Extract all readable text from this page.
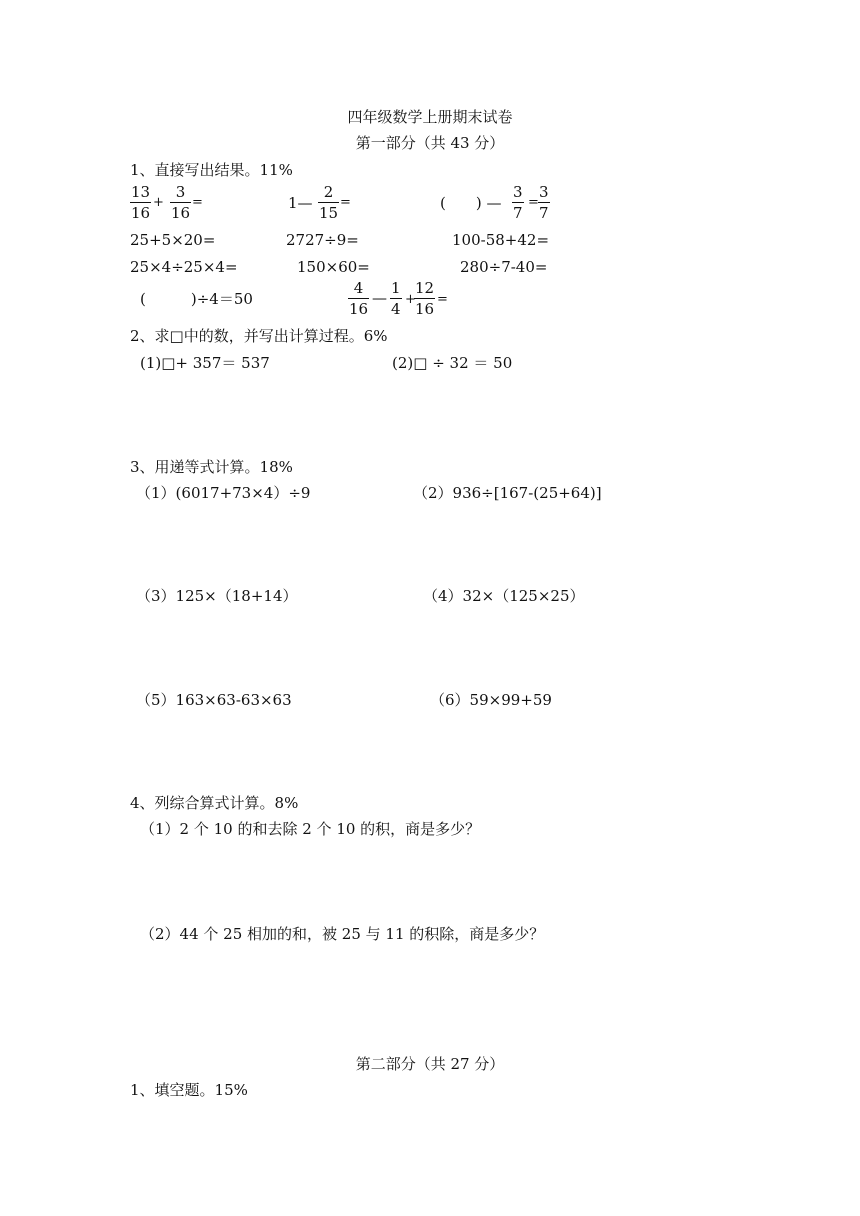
四年级数学上册期末试卷
第一部分（共 43 分）
1、直接写出结果。11%
$\frac{13}{16} + \frac{3}{16}$ =	1— $\frac{2}{15}$ =	(　　) — $\frac{3}{7} = \frac{3}{7}$
25+5×20=	2727÷9=	100-58+42=
25×4÷25×4=	150×60=	280÷7-40=
(　　　)÷4＝50	$\frac{4}{16}$ — $\frac{1}{4}$ +
$\frac{12}{16}$ =
2、求□中的数，并写出计算过程。6%
(1)□+ 357＝ 537	(2)□ ÷ 32 ＝ 50
3、用递等式计算。18%
（1）(6017+73×4）÷9	（2）936÷[167-(25+64)]
（3）125×（18+14）	（4）32×（125×25）
（5）163×63-63×63	（6）59×99+59
4、列综合算式计算。8%
（1）2 个 10 的和去除 2 个 10 的积，商是多少？
（2）44 个 25 相加的和，被 25 与 11 的积除，商是多少？
第二部分（共 27 分）
1、填空题。15%
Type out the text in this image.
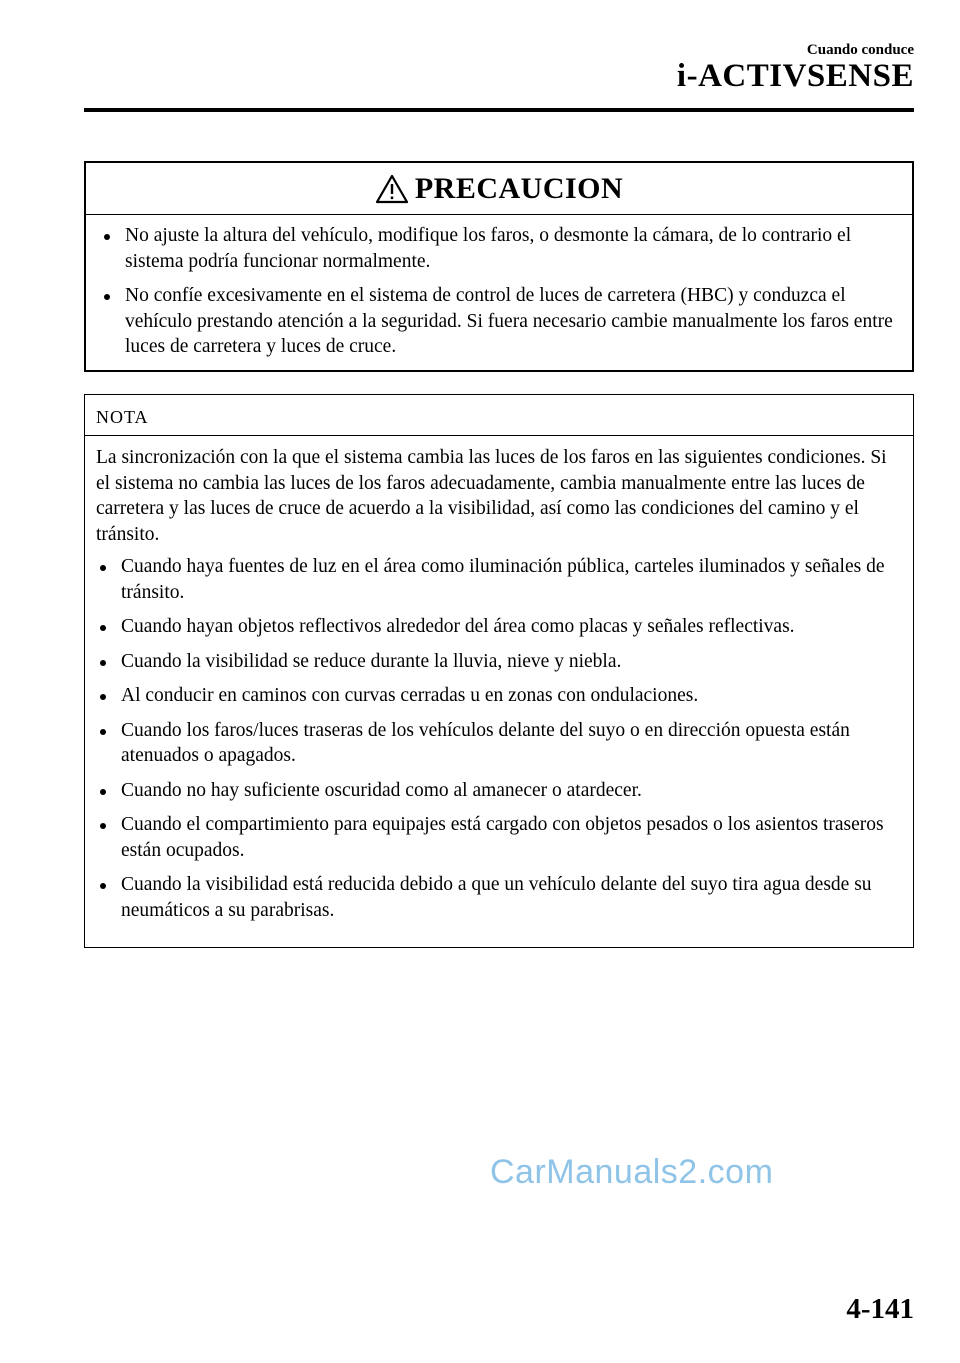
Cuando conduce
i-ACTIVSENSE
PRECAUCION
No ajuste la altura del vehículo, modifique los faros, o desmonte la cámara, de lo contrario el sistema podría funcionar normalmente.
No confíe excesivamente en el sistema de control de luces de carretera (HBC) y conduzca el vehículo prestando atención a la seguridad. Si fuera necesario cambie manualmente los faros entre luces de carretera y luces de cruce.
NOTA

La sincronización con la que el sistema cambia las luces de los faros en las siguientes condiciones. Si el sistema no cambia las luces de los faros adecuadamente, cambia manualmente entre las luces de carretera y las luces de cruce de acuerdo a la visibilidad, así como las condiciones del camino y el tránsito.

Cuando haya fuentes de luz en el área como iluminación pública, carteles iluminados y señales de tránsito.
Cuando hayan objetos reflectivos alrededor del área como placas y señales reflectivas.
Cuando la visibilidad se reduce durante la lluvia, nieve y niebla.
Al conducir en caminos con curvas cerradas u en zonas con ondulaciones.
Cuando los faros/luces traseras de los vehículos delante del suyo o en dirección opuesta están atenuados o apagados.
Cuando no hay suficiente oscuridad como al amanecer o atardecer.
Cuando el compartimiento para equipajes está cargado con objetos pesados o los asientos traseros están ocupados.
Cuando la visibilidad está reducida debido a que un vehículo delante del suyo tira agua desde su neumáticos a su parabrisas.
CarManuals2.com
4-141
■ ■ ■ ■ ■
* _WHAT YOU NEED TO DO_
Report back each line of the entries that holds the string "text".

* _TASK ANSWER_
Extract all readable text from this page.
Type out the text in this image.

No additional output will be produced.